REQUEST
Select the lines below containing the word "antispasmodiques".

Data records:
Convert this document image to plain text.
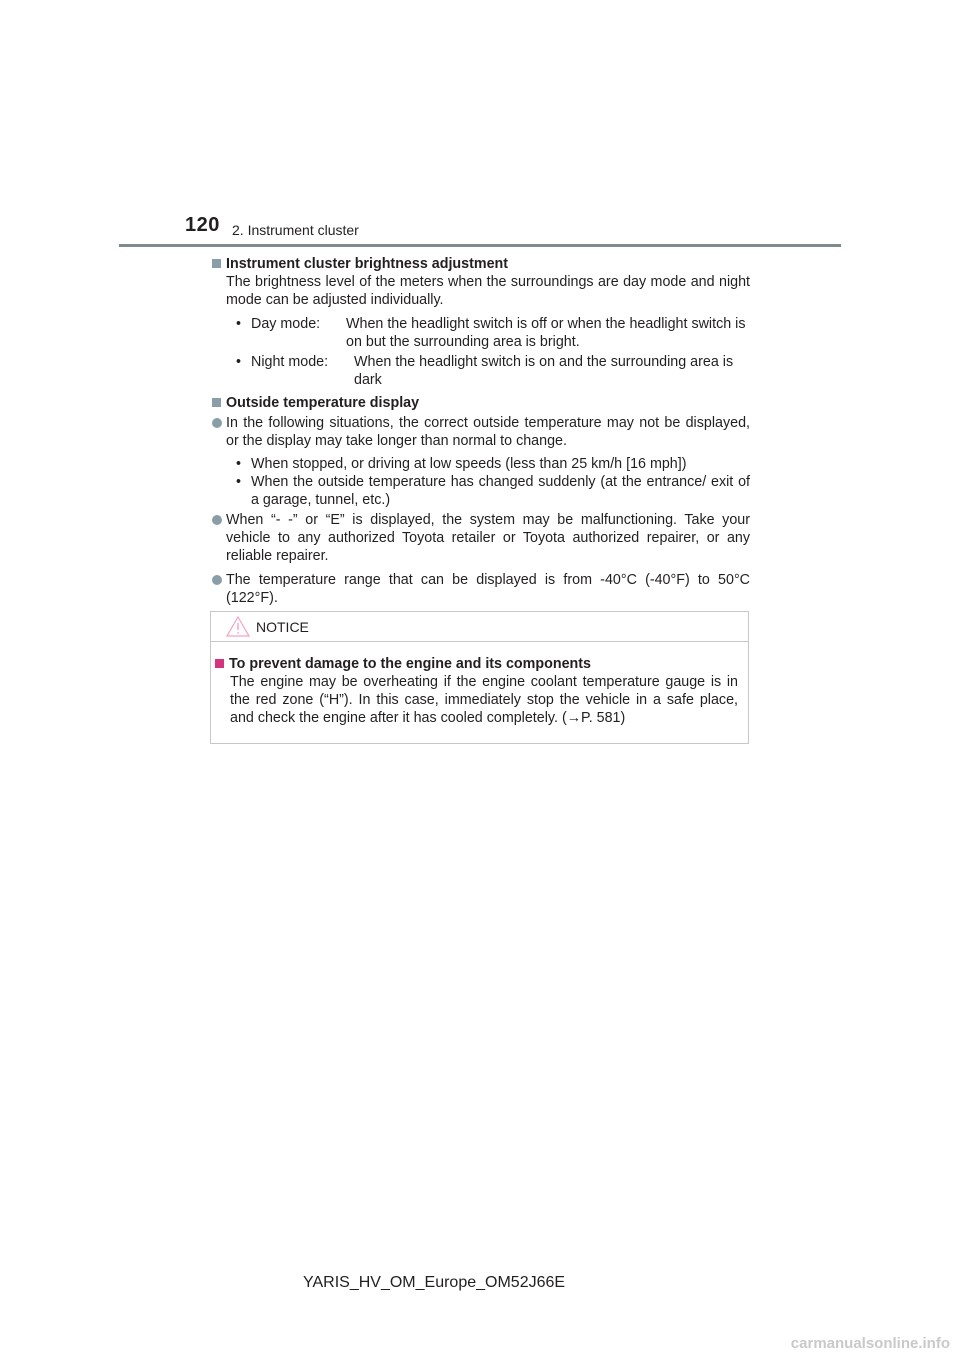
120 2. Instrument cluster

Instrument cluster brightness adjustment

The brightness level of the meters when the surroundings are day mode and night mode can be adjusted individually.

• Day mode: When the headlight switch is off or when the headlight switch is on but the surrounding area is bright.
• Night mode: When the headlight switch is on and the surrounding area is dark

Outside temperature display

In the following situations, the correct outside temperature may not be displayed, or the display may take longer than normal to change.
• When stopped, or driving at low speeds (less than 25 km/h [16 mph])
• When the outside temperature has changed suddenly (at the entrance/ exit of a garage, tunnel, etc.)
When “- -” or “E” is displayed, the system may be malfunctioning. Take your vehicle to any authorized Toyota retailer or Toyota authorized repairer, or any reliable repairer.
The temperature range that can be displayed is from -40°C (-40°F) to 50°C (122°F).
NOTICE

To prevent damage to the engine and its components

The engine may be overheating if the engine coolant temperature gauge is in the red zone (“H”). In this case, immediately stop the vehicle in a safe place, and check the engine after it has cooled completely. (→P. 581)

YARIS_HV_OM_Europe_OM52J66E
carmanualsonline.info
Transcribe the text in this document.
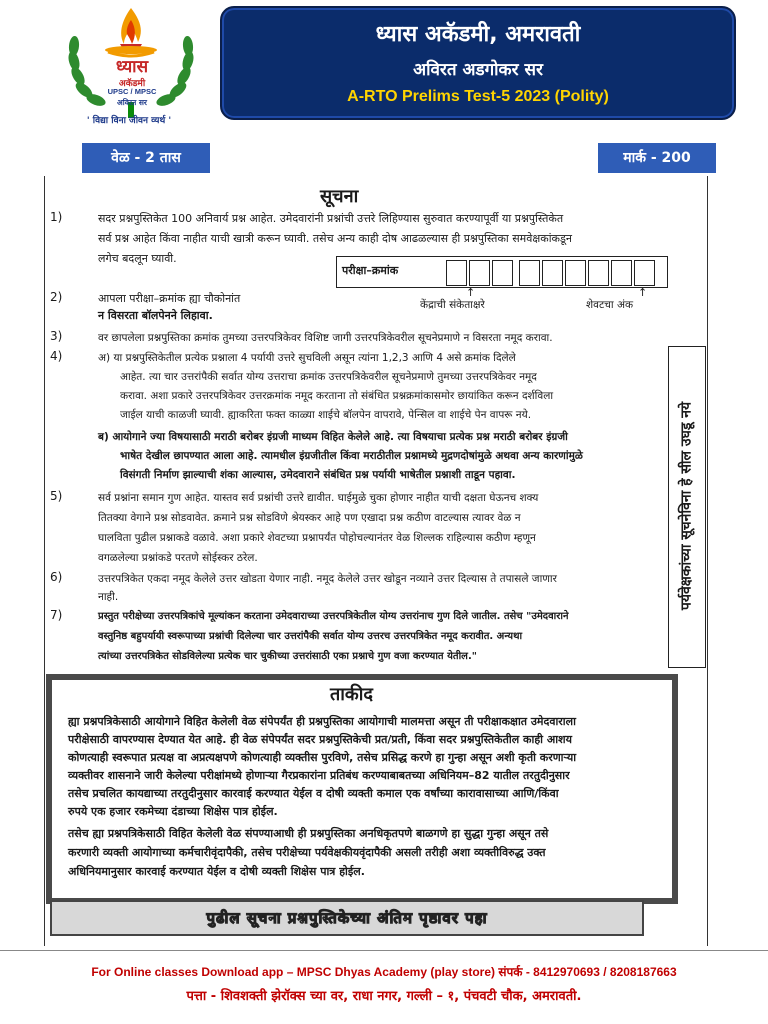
ध्यास
अकॅडमी
UPSC / MPSC
अविरत सर
' विद्या विना जीवन व्यर्थ '
ध्यास अकॅडमी, अमरावती
अविरत अडगोकर सर
A-RTO Prelims Test-5 2023 (Polity)
वेळ - 2 तास	मार्क - 200
सूचना
1)	सदर प्रश्नपुस्तिकेत 100 अनिवार्य प्रश्न आहेत. उमेदवारांनी प्रश्नांची उत्तरे लिहिण्यास सुरुवात करण्यापूर्वी या प्रश्नपुस्तिकेत
सर्व प्रश्न आहेत किंवा नाहीत याची खात्री करून घ्यावी. तसेच अन्य काही दोष आढळल्यास ही प्रश्नपुस्तिका समवेक्षकांकडून
लगेच बदलून घ्यावी.
परीक्षा–क्रमांक
↑	↑
केंद्राची संकेताक्षरे	शेवटचा अंक
2)	आपला परीक्षा–क्रमांक ह्या चौकोनांत
न विसरता बॉलपेनने लिहावा.
3)	वर छापलेला प्रश्नपुस्तिका क्रमांक तुमच्या उत्तरपत्रिकेवर विशिष्ट जागी उत्तरपत्रिकेवरील सूचनेप्रमाणे न विसरता नमूद करावा.
4)	अ) या प्रश्नपुस्तिकेतील प्रत्येक प्रश्नाला 4 पर्यायी उत्तरे सुचविली असून त्यांना 1,2,3 आणि 4 असे क्रमांक दिलेले
आहेत. त्या चार उत्तरांपैकी सर्वात योग्य उत्तराचा क्रमांक उत्तरपत्रिकेवरील सूचनेप्रमाणे तुमच्या उत्तरपत्रिकेवर नमूद
करावा. अशा प्रकारे उत्तरपत्रिकेवर उत्तरक्रमांक नमूद करताना तो संबंधित प्रश्नक्रमांकासमोर छायांकित करून दर्शविला
जाईल याची काळजी घ्यावी. ह्याकरिता फक्त काळ्या शाईचे बॉलपेन वापरावे, पेन्सिल वा शाईचे पेन वापरू नये.
ब) आयोगाने ज्या विषयासाठी मराठी बरोबर इंग्रजी माध्यम विहित केलेले आहे. त्या विषयाचा प्रत्येक प्रश्न मराठी बरोबर इंग्रजी
भाषेत देखील छापण्यात आला आहे. त्यामधील इंग्रजीतील किंवा मराठीतील प्रश्नामध्ये मुद्रणदोषांमुळे अथवा अन्य कारणांमुळे
विसंगती निर्माण झाल्याची शंका आल्यास, उमेदवाराने संबंधित प्रश्न पर्यायी भाषेतील प्रश्नाशी ताडून पहावा.
5)	सर्व प्रश्नांना समान गुण आहेत. यास्तव सर्व प्रश्नांची उत्तरे द्यावीत. घाईमुळे चुका होणार नाहीत याची दक्षता घेऊनच शक्य
तितक्या वेगाने प्रश्न सोडवावेत. क्रमाने प्रश्न सोडविणे श्रेयस्कर आहे पण एखादा प्रश्न कठीण वाटल्यास त्यावर वेळ न
घालविता पुढील प्रश्नाकडे वळावे. अशा प्रकारे शेवटच्या प्रश्नापर्यंत पोहोचल्यानंतर वेळ शिल्लक राहिल्यास कठीण म्हणून
वगळलेल्या प्रश्नांकडे परतणे सोईस्कर ठरेल.
6)	उत्तरपत्रिकेत एकदा नमूद केलेले उत्तर खोडता येणार नाही. नमूद केलेले उत्तर खोडून नव्याने उत्तर दिल्यास ते तपासले जाणार
नाही.
7)	प्रस्तुत परीक्षेच्या उत्तरपत्रिकांचे मूल्यांकन करताना उमेदवाराच्या उत्तरपत्रिकेतील योग्य उत्तरांनाच गुण दिले जातील. तसेच "उमेदवाराने
वस्तुनिष्ठ बहुपर्यायी स्वरूपाच्या प्रश्नांची दिलेल्या चार उत्तरांपैकी सर्वात योग्य उत्तरच उत्तरपत्रिकेत नमूद करावीत. अन्यथा
त्यांच्या उत्तरपत्रिकेत सोडविलेल्या प्रत्येक चार चुकीच्या उत्तरांसाठी एका प्रश्नाचे गुण वजा करण्यात येतील."
पर्यवेक्षकांच्या सूचनेविना हे सील उघडू नये
ताकीद
ह्या प्रश्नपत्रिकेसाठी आयोगाने विहित केलेली वेळ संपेपर्यंत ही प्रश्नपुस्तिका आयोगाची मालमत्ता असून ती परीक्षाकक्षात उमेदवाराला
परीक्षेसाठी वापरण्यास देण्यात येत आहे. ही वेळ संपेपर्यंत सदर प्रश्नपुस्तिकेची प्रत/प्रती, किंवा सदर प्रश्नपुस्तिकेतील काही आशय
कोणत्याही स्वरूपात प्रत्यक्ष वा अप्रत्यक्षपणे कोणत्याही व्यक्तीस पुरविणे, तसेच प्रसिद्ध करणे हा गुन्हा असून अशी कृती करणाऱ्या
व्यक्तीवर शासनाने जारी केलेल्या परीक्षांमध्ये होणाऱ्या गैरप्रकारांना प्रतिबंध करण्याबाबतच्या अधिनियम–82 यातील तरतुदीनुसार
तसेच प्रचलित कायद्याच्या तरतुदीनुसार कारवाई करण्यात येईल व दोषी व्यक्ती कमाल एक वर्षांच्या कारावासाच्या आणि/किंवा
रुपये एक हजार रकमेच्या दंडाच्या शिक्षेस पात्र होईल.
तसेच ह्या प्रश्नपत्रिकेसाठी विहित केलेली वेळ संपण्याआधी ही प्रश्नपुस्तिका अनधिकृतपणे बाळगणे हा सुद्धा गुन्हा असून तसे
करणारी व्यक्ती आयोगाच्या कर्मचारीवृंदापैकी, तसेच परीक्षेच्या पर्यवेक्षकीयवृंदापैकी असली तरीही अशा व्यक्तीविरुद्ध उक्त
अधिनियमानुसार कारवाई करण्यात येईल व दोषी व्यक्ती शिक्षेस पात्र होईल.
पुढील सूचना प्रश्नपुस्तिकेच्या अंतिम पृष्ठावर पहा
For Online classes Download app – MPSC Dhyas Academy (play store) संपर्क - 8412970693 / 8208187663
पत्ता - शिवशक्ती झेरॉक्स च्या वर, राधा नगर, गल्ली – १, पंचवटी चौक, अमरावती.
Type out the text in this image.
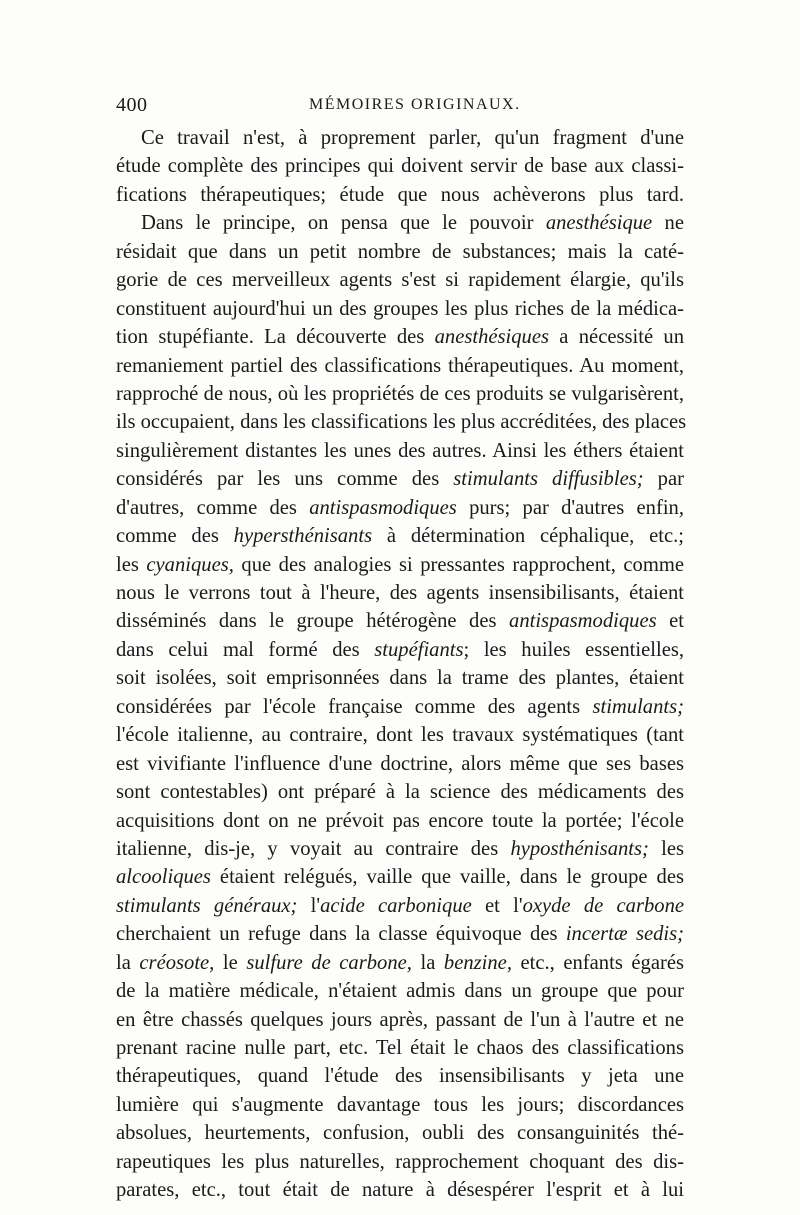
400	MÉMOIRES ORIGINAUX.
Ce travail n'est, à proprement parler, qu'un fragment d'une
étude complète des principes qui doivent servir de base aux classi-
fications thérapeutiques; étude que nous achèverons plus tard.
Dans le principe, on pensa que le pouvoir anesthésique ne
résidait que dans un petit nombre de substances; mais la caté-
gorie de ces merveilleux agents s'est si rapidement élargie, qu'ils
constituent aujourd'hui un des groupes les plus riches de la médica-
tion stupéfiante. La découverte des anesthésiques a nécessité un
remaniement partiel des classifications thérapeutiques. Au moment,
rapproché de nous, où les propriétés de ces produits se vulgarisèrent,
ils occupaient, dans les classifications les plus accréditées, des places
singulièrement distantes les unes des autres. Ainsi les éthers étaient
considérés par les uns comme des stimulants diffusibles; par
d'autres, comme des antispasmodiques purs; par d'autres enfin,
comme des hypersthénisants à détermination céphalique, etc.;
les cyaniques, que des analogies si pressantes rapprochent, comme
nous le verrons tout à l'heure, des agents insensibilisants, étaient
disséminés dans le groupe hétérogène des antispasmodiques et
dans celui mal formé des stupéfiants; les huiles essentielles,
soit isolées, soit emprisonnées dans la trame des plantes, étaient
considérées par l'école française comme des agents stimulants;
l'école italienne, au contraire, dont les travaux systématiques (tant
est vivifiante l'influence d'une doctrine, alors même que ses bases
sont contestables) ont préparé à la science des médicaments des
acquisitions dont on ne prévoit pas encore toute la portée; l'école
italienne, dis-je, y voyait au contraire des hyposthénisants; les
alcooliques étaient relégués, vaille que vaille, dans le groupe des
stimulants généraux; l'acide carbonique et l'oxyde de carbone
cherchaient un refuge dans la classe équivoque des incertæ sedis;
la créosote, le sulfure de carbone, la benzine, etc., enfants égarés
de la matière médicale, n'étaient admis dans un groupe que pour
en être chassés quelques jours après, passant de l'un à l'autre et ne
prenant racine nulle part, etc. Tel était le chaos des classifications
thérapeutiques, quand l'étude des insensibilisants y jeta une
lumière qui s'augmente davantage tous les jours; discordances
absolues, heurtements, confusion, oubli des consanguinités thé-
rapeutiques les plus naturelles, rapprochement choquant des dis-
parates, etc., tout était de nature à désespérer l'esprit et à lui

RESPONSE TO THIS TASK
d'autres, comme des antispasmodiques purs; par d'autres enfin,
disséminés dans le groupe hétérogène des antispasmodiques et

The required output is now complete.